--- begin SOURCE DATA ---

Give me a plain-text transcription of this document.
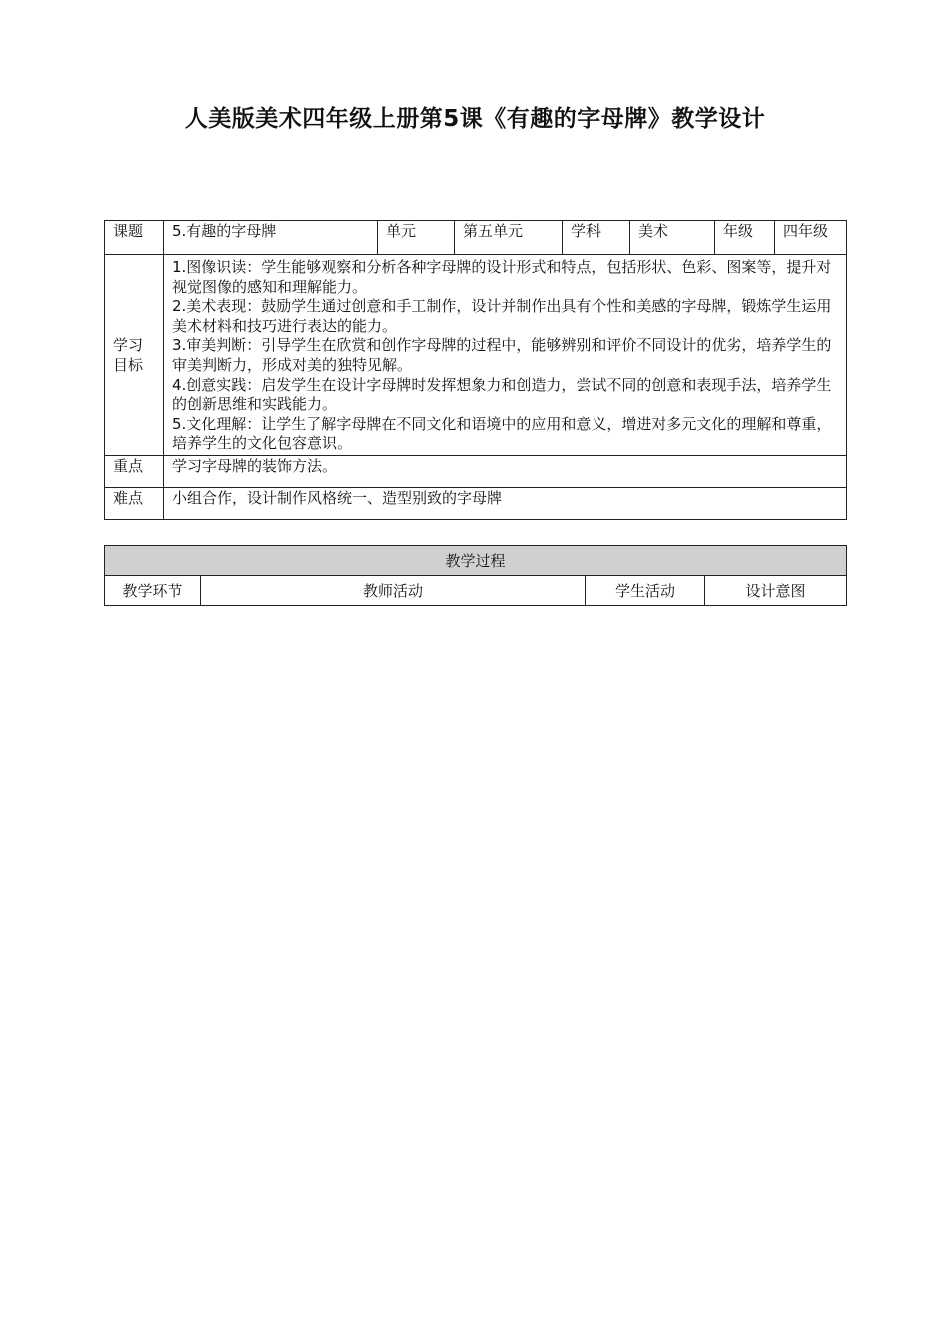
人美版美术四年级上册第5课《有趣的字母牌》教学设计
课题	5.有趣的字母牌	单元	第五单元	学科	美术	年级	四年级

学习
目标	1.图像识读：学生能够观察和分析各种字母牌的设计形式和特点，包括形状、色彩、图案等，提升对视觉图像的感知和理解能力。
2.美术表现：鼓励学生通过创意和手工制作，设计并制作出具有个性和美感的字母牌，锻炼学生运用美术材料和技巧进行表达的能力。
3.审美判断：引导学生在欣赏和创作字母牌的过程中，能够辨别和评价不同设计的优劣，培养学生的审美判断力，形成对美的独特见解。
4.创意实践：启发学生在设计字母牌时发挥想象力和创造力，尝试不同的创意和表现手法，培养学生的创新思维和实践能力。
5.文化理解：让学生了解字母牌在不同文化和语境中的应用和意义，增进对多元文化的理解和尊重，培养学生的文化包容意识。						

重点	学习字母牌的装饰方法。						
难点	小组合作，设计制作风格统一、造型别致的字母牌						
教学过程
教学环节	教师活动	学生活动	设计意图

--- end SOURCE DATA ---

| THE REQUEST |
Say, as a number only, how many lines of the data contain "有趣的字母牌".

| RESPONSE |
2